» **RECORD EXTRACTS**
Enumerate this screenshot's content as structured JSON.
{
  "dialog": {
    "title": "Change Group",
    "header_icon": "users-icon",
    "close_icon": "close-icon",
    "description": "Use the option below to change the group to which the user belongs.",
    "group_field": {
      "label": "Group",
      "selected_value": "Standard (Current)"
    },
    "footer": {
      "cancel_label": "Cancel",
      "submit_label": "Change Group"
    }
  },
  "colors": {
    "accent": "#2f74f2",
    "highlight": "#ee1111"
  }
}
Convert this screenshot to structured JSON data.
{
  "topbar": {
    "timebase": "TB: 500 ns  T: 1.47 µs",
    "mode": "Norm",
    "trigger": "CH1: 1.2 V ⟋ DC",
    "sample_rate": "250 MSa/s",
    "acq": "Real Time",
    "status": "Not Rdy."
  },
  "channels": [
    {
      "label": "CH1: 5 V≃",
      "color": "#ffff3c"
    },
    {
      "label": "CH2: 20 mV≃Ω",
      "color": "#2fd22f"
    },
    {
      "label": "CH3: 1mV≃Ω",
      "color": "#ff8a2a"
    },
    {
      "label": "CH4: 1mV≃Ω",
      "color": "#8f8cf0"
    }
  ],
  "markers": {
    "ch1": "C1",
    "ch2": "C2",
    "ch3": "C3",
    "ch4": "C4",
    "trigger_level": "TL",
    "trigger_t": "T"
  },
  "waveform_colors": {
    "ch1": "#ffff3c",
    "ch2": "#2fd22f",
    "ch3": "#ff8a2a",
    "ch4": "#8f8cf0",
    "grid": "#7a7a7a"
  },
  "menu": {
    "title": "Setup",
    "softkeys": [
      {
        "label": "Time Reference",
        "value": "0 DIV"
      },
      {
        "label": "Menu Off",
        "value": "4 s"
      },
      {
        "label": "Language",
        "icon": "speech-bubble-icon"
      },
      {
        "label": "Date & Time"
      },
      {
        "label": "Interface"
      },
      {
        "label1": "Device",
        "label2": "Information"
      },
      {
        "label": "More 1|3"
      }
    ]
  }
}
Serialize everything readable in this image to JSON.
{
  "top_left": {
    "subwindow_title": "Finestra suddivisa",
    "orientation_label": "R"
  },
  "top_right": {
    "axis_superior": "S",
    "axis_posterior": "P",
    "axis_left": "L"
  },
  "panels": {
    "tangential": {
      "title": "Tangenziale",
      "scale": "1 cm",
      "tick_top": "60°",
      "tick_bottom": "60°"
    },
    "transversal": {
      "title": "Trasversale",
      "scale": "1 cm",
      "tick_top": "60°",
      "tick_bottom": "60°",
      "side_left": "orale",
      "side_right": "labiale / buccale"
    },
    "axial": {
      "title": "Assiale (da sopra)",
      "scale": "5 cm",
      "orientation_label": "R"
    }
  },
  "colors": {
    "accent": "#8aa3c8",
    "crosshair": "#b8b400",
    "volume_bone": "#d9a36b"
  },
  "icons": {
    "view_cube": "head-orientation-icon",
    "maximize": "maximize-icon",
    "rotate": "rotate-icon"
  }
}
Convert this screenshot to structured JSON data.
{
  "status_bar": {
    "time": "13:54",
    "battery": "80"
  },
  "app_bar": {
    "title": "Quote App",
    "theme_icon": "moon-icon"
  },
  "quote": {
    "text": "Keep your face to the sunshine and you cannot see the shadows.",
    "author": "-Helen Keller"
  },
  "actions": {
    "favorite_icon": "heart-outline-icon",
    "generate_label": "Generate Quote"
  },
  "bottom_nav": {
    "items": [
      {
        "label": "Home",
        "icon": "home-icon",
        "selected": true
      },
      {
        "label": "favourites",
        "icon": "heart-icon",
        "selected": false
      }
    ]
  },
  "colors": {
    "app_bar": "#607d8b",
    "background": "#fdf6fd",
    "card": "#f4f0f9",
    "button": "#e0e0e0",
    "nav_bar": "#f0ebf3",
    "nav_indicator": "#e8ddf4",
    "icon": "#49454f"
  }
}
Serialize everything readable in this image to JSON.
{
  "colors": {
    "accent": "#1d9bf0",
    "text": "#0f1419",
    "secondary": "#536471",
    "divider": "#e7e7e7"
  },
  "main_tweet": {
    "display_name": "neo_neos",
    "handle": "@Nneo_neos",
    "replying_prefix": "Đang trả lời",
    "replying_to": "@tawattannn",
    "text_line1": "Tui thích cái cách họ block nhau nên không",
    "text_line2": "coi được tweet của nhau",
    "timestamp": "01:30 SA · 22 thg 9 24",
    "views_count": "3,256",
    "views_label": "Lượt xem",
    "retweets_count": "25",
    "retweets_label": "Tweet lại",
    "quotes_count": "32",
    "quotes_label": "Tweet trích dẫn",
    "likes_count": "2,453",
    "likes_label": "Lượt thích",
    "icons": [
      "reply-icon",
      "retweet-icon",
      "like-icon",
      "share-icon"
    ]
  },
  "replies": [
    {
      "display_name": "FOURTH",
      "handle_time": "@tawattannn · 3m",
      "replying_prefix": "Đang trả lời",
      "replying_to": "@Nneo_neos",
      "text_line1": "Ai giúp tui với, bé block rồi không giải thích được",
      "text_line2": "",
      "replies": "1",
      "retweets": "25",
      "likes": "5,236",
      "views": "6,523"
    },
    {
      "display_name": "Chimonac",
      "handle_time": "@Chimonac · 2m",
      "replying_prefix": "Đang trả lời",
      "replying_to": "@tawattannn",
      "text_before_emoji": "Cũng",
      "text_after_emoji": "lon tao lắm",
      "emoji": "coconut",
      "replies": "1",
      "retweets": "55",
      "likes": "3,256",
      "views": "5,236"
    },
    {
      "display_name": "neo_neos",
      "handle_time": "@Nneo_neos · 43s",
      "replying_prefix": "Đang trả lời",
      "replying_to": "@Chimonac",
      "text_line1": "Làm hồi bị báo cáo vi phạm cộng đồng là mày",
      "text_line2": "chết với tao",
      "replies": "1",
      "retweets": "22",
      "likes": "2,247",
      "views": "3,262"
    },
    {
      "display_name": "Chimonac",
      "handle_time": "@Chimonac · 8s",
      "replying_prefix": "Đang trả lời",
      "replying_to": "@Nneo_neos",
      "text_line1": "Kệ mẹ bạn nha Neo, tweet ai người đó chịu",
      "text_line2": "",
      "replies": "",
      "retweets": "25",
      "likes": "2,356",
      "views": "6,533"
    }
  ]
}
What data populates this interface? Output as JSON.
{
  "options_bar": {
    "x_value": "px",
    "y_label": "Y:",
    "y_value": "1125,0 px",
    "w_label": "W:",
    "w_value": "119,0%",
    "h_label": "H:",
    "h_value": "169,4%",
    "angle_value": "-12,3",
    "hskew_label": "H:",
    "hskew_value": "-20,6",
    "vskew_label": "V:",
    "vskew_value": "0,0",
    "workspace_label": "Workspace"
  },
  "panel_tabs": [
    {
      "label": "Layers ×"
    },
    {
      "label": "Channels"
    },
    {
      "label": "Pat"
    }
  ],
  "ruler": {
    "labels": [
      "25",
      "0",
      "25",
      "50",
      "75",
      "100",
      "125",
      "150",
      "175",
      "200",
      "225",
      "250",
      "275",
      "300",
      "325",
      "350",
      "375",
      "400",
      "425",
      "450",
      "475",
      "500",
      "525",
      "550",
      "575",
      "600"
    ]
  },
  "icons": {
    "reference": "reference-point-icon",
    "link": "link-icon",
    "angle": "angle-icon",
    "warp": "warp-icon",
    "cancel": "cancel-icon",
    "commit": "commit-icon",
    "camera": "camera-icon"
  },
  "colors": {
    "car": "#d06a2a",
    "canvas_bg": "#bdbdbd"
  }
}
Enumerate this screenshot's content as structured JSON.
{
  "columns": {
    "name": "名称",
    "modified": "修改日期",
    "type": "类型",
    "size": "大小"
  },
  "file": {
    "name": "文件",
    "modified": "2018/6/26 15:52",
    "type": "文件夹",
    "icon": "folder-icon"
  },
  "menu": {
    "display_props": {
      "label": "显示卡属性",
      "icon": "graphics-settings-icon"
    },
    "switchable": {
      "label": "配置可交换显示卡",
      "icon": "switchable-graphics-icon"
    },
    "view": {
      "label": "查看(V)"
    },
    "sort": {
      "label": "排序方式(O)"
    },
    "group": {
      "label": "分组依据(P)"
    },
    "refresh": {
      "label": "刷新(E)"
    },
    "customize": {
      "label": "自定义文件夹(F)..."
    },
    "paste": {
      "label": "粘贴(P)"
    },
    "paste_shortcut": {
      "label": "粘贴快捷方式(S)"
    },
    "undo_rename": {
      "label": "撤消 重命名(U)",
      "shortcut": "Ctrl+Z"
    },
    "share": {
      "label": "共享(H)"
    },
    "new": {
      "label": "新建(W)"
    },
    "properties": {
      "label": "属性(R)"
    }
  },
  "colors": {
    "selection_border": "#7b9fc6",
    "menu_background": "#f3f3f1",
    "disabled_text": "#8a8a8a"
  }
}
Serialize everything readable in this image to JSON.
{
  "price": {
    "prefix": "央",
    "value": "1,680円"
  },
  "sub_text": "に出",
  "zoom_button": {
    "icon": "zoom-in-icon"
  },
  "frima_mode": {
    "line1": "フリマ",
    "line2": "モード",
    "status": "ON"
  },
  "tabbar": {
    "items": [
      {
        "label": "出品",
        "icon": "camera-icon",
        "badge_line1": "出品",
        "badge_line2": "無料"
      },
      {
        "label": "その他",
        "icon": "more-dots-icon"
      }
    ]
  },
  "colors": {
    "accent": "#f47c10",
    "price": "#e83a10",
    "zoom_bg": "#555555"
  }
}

» **EXERCISE DETAILS**
Filter the listing above for the string "block" and copy every matching line.

» **CORRECT OUTPUT**
    "text_line1": "Tui thích cái cách họ block nhau nên không",
      "text_line1": "Ai giúp tui với, bé block rồi không giải thích được",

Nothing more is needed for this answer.